PAGE EXTRACT START
Ethics Approval and Consent to Participate
Prior to the study ethical approval was obtained from the Ethical Review Board of Jakaya Kikwete Cardiac Institute (JKCI). An official letter from the executive director of JKCI was taken to get the permission to collect data from the hospital then distributing the questionnaires to the study participants. Permission to conduct training was obtained and supervised by research and training department. All methods were carried out in accordance with relevant guidelines and regulations.
However, an informed consent was obtained from all the participants of this study. The participants were explained about the component of the tool and how to fill the required data and they were reassured that the information collected would be kept confidentially and used for study purpose only.
Consent for Publication
Not applicable.
Availability of Data and Materials
All data extracted and analysed in this study have all collected and accumulated in this paper. The information to support the results of this paper are available to the corresponding author just in case they are needed.
Competing Interest
Authors have declared that no competing interests exists.
Funding Sources
There was no source of fund in this particular study.
Author Contributions
A.N. study design, wrote and prepared the original draft of the manuscript and is the corresponding author. Reviewed and edited the manuscript. S.K. assisted in study design, statistical analysis and interpretation of data. N.M. assisted in data collection and analysis. R.M. arrangement of the manuscript. All authors read and approved the final manuscript.
Acknowledgement
We thank the nurses of Jakaya Kikwete Cardiac Institute working inpatients and intensive care units for their acceptance of participating in this study. We also appreciate the contribution and support from research and training department of Jakaya Kikwete Cardiac Institute.
PAGE EXTRACT END
STORED DATA START
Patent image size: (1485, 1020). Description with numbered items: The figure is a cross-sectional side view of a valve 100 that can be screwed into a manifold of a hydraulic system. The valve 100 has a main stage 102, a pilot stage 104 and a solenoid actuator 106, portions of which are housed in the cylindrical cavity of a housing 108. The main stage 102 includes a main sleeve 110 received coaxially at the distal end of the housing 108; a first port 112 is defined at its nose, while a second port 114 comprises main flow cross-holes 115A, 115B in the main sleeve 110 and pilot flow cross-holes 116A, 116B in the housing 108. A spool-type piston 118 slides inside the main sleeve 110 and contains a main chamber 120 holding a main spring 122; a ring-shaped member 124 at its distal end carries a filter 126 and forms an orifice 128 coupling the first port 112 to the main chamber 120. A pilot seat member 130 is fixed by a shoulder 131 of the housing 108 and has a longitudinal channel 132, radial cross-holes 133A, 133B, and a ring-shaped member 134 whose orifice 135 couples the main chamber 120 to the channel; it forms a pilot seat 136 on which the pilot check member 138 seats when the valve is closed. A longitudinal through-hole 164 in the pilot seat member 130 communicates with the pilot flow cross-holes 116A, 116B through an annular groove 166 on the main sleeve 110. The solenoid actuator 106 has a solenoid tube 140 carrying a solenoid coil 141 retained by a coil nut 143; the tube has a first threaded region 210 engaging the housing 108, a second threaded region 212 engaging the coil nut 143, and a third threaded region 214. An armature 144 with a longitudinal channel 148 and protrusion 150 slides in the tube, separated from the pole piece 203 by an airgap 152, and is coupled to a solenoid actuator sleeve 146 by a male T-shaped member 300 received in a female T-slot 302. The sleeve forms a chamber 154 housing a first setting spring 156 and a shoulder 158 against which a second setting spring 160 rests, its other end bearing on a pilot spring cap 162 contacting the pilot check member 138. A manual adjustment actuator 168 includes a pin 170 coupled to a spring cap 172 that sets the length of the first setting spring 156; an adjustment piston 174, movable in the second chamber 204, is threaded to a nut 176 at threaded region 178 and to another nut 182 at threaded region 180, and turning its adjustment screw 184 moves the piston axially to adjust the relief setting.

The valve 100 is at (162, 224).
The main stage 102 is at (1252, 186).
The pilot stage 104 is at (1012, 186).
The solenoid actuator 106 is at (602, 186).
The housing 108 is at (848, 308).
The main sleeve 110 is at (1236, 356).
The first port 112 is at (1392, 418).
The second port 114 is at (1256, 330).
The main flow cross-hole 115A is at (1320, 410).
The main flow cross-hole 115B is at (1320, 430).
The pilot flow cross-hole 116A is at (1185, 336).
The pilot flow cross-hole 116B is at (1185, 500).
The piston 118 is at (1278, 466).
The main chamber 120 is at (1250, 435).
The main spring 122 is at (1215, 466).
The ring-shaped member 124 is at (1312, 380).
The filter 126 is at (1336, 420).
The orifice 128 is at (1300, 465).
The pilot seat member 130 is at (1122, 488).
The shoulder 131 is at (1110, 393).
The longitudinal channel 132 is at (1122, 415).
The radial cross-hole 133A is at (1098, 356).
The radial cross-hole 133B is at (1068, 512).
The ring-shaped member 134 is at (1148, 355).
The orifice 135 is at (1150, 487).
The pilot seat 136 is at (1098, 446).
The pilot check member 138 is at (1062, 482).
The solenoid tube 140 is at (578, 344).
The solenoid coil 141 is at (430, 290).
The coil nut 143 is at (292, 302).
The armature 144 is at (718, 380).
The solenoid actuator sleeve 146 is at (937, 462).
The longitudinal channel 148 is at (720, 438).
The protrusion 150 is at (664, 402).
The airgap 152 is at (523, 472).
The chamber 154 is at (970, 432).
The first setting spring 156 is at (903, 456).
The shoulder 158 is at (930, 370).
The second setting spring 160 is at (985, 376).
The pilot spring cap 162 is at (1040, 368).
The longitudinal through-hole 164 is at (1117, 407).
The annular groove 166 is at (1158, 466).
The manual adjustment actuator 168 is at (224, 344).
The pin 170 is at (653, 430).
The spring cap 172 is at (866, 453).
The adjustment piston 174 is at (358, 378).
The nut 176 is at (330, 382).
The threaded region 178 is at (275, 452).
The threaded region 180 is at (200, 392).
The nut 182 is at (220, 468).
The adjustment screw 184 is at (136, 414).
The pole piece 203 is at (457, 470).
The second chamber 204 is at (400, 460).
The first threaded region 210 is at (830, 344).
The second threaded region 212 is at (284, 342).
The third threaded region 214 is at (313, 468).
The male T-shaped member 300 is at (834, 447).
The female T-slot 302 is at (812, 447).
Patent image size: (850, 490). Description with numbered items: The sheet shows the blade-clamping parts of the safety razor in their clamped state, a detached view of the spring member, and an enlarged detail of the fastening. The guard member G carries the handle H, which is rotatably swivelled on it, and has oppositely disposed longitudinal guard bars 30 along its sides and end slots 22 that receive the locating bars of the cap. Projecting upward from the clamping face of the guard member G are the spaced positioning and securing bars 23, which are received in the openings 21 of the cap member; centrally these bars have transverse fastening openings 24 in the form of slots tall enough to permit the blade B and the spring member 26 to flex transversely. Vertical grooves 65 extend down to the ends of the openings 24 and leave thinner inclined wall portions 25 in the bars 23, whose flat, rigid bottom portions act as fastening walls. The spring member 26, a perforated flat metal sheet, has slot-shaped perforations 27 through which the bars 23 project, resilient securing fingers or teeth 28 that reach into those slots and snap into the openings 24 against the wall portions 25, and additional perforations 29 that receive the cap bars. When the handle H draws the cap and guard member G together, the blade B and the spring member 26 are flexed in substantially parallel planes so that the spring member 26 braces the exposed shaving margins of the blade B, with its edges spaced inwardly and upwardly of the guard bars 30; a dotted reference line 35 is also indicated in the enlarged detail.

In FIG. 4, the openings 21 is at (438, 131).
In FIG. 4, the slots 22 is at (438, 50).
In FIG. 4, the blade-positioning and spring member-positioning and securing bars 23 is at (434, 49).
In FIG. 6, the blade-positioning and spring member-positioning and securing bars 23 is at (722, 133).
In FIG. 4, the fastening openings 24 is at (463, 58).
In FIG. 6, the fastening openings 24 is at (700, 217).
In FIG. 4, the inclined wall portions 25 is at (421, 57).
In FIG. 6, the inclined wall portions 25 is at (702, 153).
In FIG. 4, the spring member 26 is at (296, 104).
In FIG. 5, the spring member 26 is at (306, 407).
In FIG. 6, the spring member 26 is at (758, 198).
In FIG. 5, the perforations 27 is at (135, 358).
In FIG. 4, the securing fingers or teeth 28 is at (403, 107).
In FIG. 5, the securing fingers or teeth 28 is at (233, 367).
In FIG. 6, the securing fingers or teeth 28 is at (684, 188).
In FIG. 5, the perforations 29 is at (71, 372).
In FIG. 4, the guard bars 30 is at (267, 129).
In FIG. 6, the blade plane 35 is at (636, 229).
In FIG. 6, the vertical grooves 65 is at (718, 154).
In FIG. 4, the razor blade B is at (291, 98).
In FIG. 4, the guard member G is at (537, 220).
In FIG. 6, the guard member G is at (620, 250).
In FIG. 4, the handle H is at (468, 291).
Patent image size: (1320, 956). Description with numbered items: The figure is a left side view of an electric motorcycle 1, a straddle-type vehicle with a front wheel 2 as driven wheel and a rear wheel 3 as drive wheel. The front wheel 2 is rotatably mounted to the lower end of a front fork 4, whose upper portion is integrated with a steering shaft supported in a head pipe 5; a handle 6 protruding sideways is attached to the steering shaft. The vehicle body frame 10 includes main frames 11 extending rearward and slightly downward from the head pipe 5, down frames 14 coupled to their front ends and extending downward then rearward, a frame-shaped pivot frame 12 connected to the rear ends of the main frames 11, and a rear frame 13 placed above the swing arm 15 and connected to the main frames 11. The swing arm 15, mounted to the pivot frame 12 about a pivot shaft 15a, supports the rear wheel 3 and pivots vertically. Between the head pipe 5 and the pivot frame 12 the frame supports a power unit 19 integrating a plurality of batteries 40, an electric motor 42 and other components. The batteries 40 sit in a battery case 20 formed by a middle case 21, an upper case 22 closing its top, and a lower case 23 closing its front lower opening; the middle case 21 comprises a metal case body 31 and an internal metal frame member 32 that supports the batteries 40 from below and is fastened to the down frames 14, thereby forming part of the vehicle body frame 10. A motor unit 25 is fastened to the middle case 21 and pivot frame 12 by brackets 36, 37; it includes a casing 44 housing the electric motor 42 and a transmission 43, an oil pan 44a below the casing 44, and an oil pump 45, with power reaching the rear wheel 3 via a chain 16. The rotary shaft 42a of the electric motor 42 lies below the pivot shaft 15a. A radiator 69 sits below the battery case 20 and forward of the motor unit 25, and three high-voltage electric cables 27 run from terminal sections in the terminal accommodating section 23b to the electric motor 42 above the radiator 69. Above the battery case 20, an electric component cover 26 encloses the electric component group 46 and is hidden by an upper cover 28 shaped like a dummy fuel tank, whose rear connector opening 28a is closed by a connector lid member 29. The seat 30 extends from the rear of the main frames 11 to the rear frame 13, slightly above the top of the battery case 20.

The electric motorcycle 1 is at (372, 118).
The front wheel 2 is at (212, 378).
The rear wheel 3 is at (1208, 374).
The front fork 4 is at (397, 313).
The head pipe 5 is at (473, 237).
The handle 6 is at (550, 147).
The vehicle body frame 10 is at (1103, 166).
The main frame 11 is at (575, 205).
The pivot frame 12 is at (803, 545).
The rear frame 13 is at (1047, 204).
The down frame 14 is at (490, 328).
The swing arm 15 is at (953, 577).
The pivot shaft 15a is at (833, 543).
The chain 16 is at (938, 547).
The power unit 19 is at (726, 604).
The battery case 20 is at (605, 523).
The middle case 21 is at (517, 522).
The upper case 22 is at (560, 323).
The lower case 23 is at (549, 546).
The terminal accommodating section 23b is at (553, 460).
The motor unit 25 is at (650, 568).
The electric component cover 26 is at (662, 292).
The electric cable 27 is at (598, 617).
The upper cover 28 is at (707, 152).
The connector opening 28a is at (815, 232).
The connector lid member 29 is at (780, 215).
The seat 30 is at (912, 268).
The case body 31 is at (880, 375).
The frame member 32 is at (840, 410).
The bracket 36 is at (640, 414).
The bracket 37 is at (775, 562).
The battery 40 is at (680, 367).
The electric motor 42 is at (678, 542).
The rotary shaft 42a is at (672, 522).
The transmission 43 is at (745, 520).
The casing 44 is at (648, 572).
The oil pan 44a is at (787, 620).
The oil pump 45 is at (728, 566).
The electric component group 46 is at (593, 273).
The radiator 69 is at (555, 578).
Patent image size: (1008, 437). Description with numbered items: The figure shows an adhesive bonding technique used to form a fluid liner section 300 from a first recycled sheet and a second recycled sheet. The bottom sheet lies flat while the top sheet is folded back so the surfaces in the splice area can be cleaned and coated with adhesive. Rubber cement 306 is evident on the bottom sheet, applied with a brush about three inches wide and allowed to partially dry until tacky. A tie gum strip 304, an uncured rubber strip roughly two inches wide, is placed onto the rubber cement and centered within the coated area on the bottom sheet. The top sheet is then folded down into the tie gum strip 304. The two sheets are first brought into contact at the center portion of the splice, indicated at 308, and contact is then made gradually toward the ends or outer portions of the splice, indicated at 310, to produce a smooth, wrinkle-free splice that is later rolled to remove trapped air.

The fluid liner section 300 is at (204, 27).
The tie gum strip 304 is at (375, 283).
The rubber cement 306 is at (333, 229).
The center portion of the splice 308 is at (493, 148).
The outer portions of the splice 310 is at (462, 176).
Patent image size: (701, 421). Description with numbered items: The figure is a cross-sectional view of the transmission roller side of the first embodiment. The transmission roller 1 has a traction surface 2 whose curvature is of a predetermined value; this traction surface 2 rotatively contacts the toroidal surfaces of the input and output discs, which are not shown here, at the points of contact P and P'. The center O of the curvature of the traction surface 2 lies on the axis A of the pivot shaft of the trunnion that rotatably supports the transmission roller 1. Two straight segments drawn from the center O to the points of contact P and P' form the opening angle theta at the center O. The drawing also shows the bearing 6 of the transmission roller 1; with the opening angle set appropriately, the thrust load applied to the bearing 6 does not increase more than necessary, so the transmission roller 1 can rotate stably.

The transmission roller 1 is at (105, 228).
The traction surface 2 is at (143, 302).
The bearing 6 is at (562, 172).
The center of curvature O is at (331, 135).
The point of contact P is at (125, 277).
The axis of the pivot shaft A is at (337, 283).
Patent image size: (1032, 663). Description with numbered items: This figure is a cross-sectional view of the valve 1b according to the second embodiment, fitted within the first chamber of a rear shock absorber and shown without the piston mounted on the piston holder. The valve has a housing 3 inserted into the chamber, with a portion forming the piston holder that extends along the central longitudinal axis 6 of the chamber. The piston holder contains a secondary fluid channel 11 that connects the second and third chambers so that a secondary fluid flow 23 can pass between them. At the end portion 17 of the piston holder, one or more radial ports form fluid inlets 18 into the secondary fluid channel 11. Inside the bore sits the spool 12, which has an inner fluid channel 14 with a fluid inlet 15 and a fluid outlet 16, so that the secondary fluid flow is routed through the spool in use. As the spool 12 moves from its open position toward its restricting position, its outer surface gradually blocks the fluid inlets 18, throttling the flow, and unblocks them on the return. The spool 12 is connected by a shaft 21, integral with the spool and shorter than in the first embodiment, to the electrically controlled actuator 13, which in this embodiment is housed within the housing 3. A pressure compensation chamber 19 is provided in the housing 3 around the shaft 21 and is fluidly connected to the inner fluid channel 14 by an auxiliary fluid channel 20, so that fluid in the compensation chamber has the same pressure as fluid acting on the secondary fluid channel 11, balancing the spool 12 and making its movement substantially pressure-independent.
STORED DATA END
According to the study's declarations, who assisted with data collection and analysis? The rows can be left aside; nothing here depends on them.

FINAL ANSWER =
N.M.